(Chart and figure data)
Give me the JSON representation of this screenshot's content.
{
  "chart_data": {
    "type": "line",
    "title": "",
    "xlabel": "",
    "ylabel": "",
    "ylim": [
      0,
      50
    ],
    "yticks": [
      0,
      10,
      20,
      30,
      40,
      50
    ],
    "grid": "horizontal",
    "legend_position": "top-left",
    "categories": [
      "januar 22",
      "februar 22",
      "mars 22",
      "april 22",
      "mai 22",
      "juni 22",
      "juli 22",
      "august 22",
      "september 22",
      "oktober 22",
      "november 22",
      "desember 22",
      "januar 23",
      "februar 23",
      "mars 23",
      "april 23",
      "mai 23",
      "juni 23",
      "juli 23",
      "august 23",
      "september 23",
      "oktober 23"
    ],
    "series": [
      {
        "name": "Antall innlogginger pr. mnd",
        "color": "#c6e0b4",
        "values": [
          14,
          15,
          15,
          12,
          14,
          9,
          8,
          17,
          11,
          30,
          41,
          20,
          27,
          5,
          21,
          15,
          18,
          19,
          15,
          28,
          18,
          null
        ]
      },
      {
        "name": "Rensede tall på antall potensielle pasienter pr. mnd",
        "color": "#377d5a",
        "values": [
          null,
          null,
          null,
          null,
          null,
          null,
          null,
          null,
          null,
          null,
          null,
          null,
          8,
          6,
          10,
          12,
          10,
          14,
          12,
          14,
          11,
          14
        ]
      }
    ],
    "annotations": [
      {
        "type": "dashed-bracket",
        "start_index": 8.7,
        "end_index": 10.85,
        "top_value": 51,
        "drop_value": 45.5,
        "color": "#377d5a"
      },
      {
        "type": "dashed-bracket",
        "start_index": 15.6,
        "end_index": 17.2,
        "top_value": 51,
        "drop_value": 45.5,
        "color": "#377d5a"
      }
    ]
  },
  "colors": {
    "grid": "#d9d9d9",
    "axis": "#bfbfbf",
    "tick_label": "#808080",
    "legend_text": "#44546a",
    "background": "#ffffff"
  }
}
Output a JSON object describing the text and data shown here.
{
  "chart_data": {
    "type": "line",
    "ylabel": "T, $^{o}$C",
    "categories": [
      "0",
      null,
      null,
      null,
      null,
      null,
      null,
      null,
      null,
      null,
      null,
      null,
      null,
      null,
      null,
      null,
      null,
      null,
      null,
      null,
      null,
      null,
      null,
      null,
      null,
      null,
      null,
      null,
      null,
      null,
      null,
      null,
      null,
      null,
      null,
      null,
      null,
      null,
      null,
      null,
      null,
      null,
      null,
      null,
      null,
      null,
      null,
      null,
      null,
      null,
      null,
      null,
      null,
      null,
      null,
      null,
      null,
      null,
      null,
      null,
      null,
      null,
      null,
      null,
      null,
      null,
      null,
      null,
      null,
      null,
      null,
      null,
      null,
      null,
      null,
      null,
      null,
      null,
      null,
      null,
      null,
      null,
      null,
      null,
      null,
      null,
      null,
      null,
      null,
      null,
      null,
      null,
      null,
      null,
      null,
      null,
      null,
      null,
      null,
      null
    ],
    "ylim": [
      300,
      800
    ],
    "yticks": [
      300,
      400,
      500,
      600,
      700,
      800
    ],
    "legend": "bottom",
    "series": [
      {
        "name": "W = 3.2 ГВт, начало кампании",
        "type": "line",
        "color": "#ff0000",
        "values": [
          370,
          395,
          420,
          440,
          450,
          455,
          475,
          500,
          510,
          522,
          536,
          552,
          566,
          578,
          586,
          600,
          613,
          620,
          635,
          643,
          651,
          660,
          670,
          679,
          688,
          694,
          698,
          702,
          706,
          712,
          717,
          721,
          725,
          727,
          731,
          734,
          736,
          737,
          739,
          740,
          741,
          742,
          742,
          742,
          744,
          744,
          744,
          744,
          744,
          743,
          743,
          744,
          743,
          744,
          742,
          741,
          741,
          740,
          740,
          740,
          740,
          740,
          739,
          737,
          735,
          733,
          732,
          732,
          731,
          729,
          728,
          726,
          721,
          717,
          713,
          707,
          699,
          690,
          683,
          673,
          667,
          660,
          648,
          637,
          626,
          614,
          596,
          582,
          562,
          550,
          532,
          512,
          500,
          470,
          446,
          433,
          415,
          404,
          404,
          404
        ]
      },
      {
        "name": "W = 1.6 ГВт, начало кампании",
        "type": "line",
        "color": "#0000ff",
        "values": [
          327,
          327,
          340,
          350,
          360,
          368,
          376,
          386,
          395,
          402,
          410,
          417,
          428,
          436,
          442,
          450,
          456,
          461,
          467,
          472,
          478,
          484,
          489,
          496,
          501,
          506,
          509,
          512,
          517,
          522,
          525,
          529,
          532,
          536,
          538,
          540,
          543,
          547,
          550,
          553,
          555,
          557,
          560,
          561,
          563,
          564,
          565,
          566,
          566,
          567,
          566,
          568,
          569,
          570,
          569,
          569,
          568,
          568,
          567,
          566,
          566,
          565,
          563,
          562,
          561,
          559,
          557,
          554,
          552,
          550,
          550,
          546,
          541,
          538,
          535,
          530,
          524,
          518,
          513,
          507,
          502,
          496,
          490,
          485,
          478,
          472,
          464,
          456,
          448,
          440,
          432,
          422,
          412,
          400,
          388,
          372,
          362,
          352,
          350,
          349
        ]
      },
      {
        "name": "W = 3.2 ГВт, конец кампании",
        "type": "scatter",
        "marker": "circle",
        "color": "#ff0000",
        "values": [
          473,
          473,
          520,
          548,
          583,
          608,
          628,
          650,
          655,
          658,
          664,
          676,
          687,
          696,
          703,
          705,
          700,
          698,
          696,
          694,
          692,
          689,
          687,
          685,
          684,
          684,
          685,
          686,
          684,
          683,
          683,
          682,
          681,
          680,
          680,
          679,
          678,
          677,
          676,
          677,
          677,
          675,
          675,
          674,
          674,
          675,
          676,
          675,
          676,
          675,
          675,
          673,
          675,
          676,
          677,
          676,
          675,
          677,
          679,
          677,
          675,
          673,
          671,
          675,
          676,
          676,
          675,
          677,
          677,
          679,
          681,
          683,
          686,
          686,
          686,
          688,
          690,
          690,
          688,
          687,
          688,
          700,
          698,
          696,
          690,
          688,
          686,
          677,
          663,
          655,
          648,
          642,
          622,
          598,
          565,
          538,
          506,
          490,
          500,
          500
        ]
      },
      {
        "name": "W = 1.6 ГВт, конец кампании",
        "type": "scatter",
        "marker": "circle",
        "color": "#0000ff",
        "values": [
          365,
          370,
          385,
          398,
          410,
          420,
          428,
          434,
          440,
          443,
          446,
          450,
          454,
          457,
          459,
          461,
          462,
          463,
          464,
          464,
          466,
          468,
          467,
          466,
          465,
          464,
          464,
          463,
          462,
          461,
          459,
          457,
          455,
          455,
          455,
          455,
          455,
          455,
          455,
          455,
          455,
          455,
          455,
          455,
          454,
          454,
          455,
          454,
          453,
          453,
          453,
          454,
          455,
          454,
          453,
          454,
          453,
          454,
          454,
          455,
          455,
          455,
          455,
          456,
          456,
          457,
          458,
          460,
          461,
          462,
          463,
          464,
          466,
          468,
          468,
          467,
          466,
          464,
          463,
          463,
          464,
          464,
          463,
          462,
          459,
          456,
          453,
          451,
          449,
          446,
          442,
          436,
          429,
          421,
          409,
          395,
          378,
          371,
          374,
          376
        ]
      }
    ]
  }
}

== What is expected ==
Write out the material from the first line to the last, exactly.

== Reply to the task ==
Give me the JSON representation of this screenshot's content.
{
  "chart_data": {
    "type": "line",
    "title": "",
    "xlabel": "",
    "ylabel": "",
    "ylim": [
      0,
      50
    ],
    "yticks": [
      0,
      10,
      20,
      30,
      40,
      50
    ],
    "grid": "horizontal",
    "legend_position": "top-left",
    "categories": [
      "januar 22",
      "februar 22",
      "mars 22",
      "april 22",
      "mai 22",
      "juni 22",
      "juli 22",
      "august 22",
      "september 22",
      "oktober 22",
      "november 22",
      "desember 22",
      "januar 23",
      "februar 23",
      "mars 23",
      "april 23",
      "mai 23",
      "juni 23",
      "juli 23",
      "august 23",
      "september 23",
      "oktober 23"
    ],
    "series": [
      {
        "name": "Antall innlogginger pr. mnd",
        "color": "#c6e0b4",
        "values": [
          14,
          15,
          15,
          12,
          14,
          9,
          8,
          17,
          11,
          30,
          41,
          20,
          27,
          5,
          21,
          15,
          18,
          19,
          15,
          28,
          18,
          null
        ]
      },
      {
        "name": "Rensede tall på antall potensielle pasienter pr. mnd",
        "color": "#377d5a",
        "values": [
          null,
          null,
          null,
          null,
          null,
          null,
          null,
          null,
          null,
          null,
          null,
          null,
          8,
          6,
          10,
          12,
          10,
          14,
          12,
          14,
          11,
          14
        ]
      }
    ],
    "annotations": [
      {
        "type": "dashed-bracket",
        "start_index": 8.7,
        "end_index": 10.85,
        "top_value": 51,
        "drop_value": 45.5,
        "color": "#377d5a"
      },
      {
        "type": "dashed-bracket",
        "start_index": 15.6,
        "end_index": 17.2,
        "top_value": 51,
        "drop_value": 45.5,
        "color": "#377d5a"
      }
    ]
  },
  "colors": {
    "grid": "#d9d9d9",
    "axis": "#bfbfbf",
    "tick_label": "#808080",
    "legend_text": "#44546a",
    "background": "#ffffff"
  }
}
Output a JSON object describing the text and data shown here.
{
  "chart_data": {
    "type": "line",
    "ylabel": "T, $^{o}$C",
    "categories": [
      "0",
      null,
      null,
      null,
      null,
      null,
      null,
      null,
      null,
      null,
      null,
      null,
      null,
      null,
      null,
      null,
      null,
      null,
      null,
      null,
      null,
      null,
      null,
      null,
      null,
      null,
      null,
      null,
      null,
      null,
      null,
      null,
      null,
      null,
      null,
      null,
      null,
      null,
      null,
      null,
      null,
      null,
      null,
      null,
      null,
      null,
      null,
      null,
      null,
      null,
      null,
      null,
      null,
      null,
      null,
      null,
      null,
      null,
      null,
      null,
      null,
      null,
      null,
      null,
      null,
      null,
      null,
      null,
      null,
      null,
      null,
      null,
      null,
      null,
      null,
      null,
      null,
      null,
      null,
      null,
      null,
      null,
      null,
      null,
      null,
      null,
      null,
      null,
      null,
      null,
      null,
      null,
      null,
      null,
      null,
      null,
      null,
      null,
      null,
      null
    ],
    "ylim": [
      300,
      800
    ],
    "yticks": [
      300,
      400,
      500,
      600,
      700,
      800
    ],
    "legend": "bottom",
    "series": [
      {
        "name": "W = 3.2 ГВт, начало кампании",
        "type": "line",
        "color": "#ff0000",
        "values": [
          370,
          395,
          420,
          440,
          450,
          455,
          475,
          500,
          510,
          522,
          536,
          552,
          566,
          578,
          586,
          600,
          613,
          620,
          635,
          643,
          651,
          660,
          670,
          679,
          688,
          694,
          698,
          702,
          706,
          712,
          717,
          721,
          725,
          727,
          731,
          734,
          736,
          737,
          739,
          740,
          741,
          742,
          742,
          742,
          744,
          744,
          744,
          744,
          744,
          743,
          743,
          744,
          743,
          744,
          742,
          741,
          741,
          740,
          740,
          740,
          740,
          740,
          739,
          737,
          735,
          733,
          732,
          732,
          731,
          729,
          728,
          726,
          721,
          717,
          713,
          707,
          699,
          690,
          683,
          673,
          667,
          660,
          648,
          637,
          626,
          614,
          596,
          582,
          562,
          550,
          532,
          512,
          500,
          470,
          446,
          433,
          415,
          404,
          404,
          404
        ]
      },
      {
        "name": "W = 1.6 ГВт, начало кампании",
        "type": "line",
        "color": "#0000ff",
        "values": [
          327,
          327,
          340,
          350,
          360,
          368,
          376,
          386,
          395,
          402,
          410,
          417,
          428,
          436,
          442,
          450,
          456,
          461,
          467,
          472,
          478,
          484,
          489,
          496,
          501,
          506,
          509,
          512,
          517,
          522,
          525,
          529,
          532,
          536,
          538,
          540,
          543,
          547,
          550,
          553,
          555,
          557,
          560,
          561,
          563,
          564,
          565,
          566,
          566,
          567,
          566,
          568,
          569,
          570,
          569,
          569,
          568,
          568,
          567,
          566,
          566,
          565,
          563,
          562,
          561,
          559,
          557,
          554,
          552,
          550,
          550,
          546,
          541,
          538,
          535,
          530,
          524,
          518,
          513,
          507,
          502,
          496,
          490,
          485,
          478,
          472,
          464,
          456,
          448,
          440,
          432,
          422,
          412,
          400,
          388,
          372,
          362,
          352,
          350,
          349
        ]
      },
      {
        "name": "W = 3.2 ГВт, конец кампании",
        "type": "scatter",
        "marker": "circle",
        "color": "#ff0000",
        "values": [
          473,
          473,
          520,
          548,
          583,
          608,
          628,
          650,
          655,
          658,
          664,
          676,
          687,
          696,
          703,
          705,
          700,
          698,
          696,
          694,
          692,
          689,
          687,
          685,
          684,
          684,
          685,
          686,
          684,
          683,
          683,
          682,
          681,
          680,
          680,
          679,
          678,
          677,
          676,
          677,
          677,
          675,
          675,
          674,
          674,
          675,
          676,
          675,
          676,
          675,
          675,
          673,
          675,
          676,
          677,
          676,
          675,
          677,
          679,
          677,
          675,
          673,
          671,
          675,
          676,
          676,
          675,
          677,
          677,
          679,
          681,
          683,
          686,
          686,
          686,
          688,
          690,
          690,
          688,
          687,
          688,
          700,
          698,
          696,
          690,
          688,
          686,
          677,
          663,
          655,
          648,
          642,
          622,
          598,
          565,
          538,
          506,
          490,
          500,
          500
        ]
      },
      {
        "name": "W = 1.6 ГВт, конец кампании",
        "type": "scatter",
        "marker": "circle",
        "color": "#0000ff",
        "values": [
          365,
          370,
          385,
          398,
          410,
          420,
          428,
          434,
          440,
          443,
          446,
          450,
          454,
          457,
          459,
          461,
          462,
          463,
          464,
          464,
          466,
          468,
          467,
          466,
          465,
          464,
          464,
          463,
          462,
          461,
          459,
          457,
          455,
          455,
          455,
          455,
          455,
          455,
          455,
          455,
          455,
          455,
          455,
          455,
          454,
          454,
          455,
          454,
          453,
          453,
          453,
          454,
          455,
          454,
          453,
          454,
          453,
          454,
          454,
          455,
          455,
          455,
          455,
          456,
          456,
          457,
          458,
          460,
          461,
          462,
          463,
          464,
          466,
          468,
          468,
          467,
          466,
          464,
          463,
          463,
          464,
          464,
          463,
          462,
          459,
          456,
          453,
          451,
          449,
          446,
          442,
          436,
          429,
          421,
          409,
          395,
          378,
          371,
          374,
          376
        ]
      }
    ]
  }
}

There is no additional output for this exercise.